◆ Layout annotation records:
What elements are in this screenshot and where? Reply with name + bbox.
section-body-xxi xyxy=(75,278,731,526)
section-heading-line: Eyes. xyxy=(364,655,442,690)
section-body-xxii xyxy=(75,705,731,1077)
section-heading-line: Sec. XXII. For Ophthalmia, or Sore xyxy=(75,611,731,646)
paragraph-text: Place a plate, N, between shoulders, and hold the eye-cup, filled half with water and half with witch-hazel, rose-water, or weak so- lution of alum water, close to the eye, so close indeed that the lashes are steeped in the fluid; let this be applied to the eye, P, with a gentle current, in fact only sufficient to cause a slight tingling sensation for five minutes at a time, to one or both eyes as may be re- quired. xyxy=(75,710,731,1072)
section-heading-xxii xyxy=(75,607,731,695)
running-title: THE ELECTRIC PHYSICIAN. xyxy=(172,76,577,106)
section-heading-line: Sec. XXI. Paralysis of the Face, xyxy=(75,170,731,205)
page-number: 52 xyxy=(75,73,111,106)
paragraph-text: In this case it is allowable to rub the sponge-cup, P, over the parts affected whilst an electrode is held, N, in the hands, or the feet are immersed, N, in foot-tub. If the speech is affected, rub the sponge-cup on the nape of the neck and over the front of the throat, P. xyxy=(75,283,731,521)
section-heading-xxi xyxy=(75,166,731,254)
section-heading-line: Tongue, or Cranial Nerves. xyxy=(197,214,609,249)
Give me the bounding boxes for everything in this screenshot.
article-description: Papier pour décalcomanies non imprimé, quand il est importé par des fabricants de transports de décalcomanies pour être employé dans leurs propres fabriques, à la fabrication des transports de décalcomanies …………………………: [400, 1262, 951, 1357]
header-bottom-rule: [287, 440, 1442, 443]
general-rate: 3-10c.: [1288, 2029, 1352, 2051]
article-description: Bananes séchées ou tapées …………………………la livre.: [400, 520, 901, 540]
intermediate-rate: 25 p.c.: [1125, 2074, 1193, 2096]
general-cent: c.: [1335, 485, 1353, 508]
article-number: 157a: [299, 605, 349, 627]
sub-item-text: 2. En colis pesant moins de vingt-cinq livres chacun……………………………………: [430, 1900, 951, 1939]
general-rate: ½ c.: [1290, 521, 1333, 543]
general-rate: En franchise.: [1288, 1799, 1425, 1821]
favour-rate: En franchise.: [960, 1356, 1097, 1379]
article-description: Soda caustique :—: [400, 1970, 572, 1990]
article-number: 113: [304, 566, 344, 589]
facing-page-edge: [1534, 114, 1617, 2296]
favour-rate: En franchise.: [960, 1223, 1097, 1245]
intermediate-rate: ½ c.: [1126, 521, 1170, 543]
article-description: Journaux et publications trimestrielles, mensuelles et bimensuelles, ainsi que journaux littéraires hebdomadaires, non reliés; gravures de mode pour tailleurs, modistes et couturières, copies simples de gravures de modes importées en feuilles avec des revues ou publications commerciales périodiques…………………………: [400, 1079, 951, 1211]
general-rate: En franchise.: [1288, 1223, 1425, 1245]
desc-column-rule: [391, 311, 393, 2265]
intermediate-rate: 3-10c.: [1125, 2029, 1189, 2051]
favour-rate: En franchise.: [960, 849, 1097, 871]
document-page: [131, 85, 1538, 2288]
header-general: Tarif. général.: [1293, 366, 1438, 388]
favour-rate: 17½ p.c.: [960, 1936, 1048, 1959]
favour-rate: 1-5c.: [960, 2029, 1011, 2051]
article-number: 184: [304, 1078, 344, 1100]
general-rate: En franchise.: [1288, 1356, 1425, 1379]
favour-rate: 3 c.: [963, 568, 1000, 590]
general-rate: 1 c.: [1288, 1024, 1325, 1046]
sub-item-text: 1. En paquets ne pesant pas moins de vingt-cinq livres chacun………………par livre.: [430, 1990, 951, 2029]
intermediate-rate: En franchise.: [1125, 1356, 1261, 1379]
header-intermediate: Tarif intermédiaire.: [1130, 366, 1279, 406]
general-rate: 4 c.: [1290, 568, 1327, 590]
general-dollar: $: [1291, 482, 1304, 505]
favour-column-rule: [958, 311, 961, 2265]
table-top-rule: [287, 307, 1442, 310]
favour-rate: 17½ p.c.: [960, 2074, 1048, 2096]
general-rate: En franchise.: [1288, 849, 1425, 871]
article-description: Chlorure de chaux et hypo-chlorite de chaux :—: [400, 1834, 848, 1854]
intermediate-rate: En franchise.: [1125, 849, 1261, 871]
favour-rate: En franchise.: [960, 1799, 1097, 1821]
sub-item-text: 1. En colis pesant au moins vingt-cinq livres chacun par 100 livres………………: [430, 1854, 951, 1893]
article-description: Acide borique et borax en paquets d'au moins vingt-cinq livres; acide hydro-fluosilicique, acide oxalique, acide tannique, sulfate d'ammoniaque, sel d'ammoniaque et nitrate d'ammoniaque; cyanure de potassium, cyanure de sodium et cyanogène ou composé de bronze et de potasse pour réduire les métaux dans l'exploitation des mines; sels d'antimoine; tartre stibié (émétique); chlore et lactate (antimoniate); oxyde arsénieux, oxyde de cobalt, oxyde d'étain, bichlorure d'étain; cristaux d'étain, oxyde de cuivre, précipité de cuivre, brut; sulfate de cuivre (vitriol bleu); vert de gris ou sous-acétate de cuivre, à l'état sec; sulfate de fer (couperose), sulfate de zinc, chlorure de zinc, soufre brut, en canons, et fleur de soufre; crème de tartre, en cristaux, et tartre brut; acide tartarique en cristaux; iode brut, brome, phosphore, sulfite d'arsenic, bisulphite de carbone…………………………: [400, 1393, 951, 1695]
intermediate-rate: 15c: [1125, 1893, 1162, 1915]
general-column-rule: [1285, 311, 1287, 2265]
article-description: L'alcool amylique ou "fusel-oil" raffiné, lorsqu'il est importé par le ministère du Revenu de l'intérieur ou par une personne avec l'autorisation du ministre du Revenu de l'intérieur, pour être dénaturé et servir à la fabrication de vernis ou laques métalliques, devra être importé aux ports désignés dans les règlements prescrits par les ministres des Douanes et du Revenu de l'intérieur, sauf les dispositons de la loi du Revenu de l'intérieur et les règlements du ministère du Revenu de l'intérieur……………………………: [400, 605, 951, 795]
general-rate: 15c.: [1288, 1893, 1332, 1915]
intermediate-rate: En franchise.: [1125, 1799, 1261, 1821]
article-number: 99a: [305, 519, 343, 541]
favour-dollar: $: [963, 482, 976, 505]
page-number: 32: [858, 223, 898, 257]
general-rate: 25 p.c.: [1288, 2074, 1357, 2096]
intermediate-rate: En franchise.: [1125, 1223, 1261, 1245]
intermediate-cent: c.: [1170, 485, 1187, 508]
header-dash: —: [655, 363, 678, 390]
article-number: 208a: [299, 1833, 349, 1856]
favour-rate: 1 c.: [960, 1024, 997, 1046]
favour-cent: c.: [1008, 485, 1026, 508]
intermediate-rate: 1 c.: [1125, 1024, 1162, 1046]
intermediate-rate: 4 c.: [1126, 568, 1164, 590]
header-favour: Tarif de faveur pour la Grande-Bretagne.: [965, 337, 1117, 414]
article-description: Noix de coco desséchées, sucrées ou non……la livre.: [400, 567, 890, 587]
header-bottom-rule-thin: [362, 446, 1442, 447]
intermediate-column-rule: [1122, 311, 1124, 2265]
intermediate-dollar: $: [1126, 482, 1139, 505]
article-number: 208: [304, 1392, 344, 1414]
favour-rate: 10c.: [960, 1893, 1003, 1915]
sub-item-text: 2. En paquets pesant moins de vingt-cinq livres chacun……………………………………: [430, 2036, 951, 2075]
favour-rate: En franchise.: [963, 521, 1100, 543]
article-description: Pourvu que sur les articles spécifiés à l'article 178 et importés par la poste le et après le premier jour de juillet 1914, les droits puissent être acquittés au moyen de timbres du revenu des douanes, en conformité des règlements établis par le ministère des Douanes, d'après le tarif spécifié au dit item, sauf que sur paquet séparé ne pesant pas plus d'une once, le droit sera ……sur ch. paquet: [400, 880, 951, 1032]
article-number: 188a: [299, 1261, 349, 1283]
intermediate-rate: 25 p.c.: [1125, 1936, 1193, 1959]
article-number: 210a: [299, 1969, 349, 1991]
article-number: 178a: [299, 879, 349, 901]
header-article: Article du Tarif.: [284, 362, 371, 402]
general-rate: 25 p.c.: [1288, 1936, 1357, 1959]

◆ Task requirements:
Arrange the lines from the start of the records through the line containing "section-heading-line: Sec. XXII." as a Markdown table with the columns Row and Line, leaving out any blank lines.

◆ Answer to this task:
| Row | Line |
|---|---|
| 1 | What elements are in this screenshot and where? Reply with name + bbox. |
| 2 | section-body-xxi xyxy=(75,278,731,526) |
| 3 | section-heading-line: Eyes. xyxy=(364,655,442,690) |
| 4 | section-body-xxii xyxy=(75,705,731,1077) |
| 5 | section-heading-line: Sec. XXII. For Ophthalmia, or Sore xyxy=(75,611,731,646) |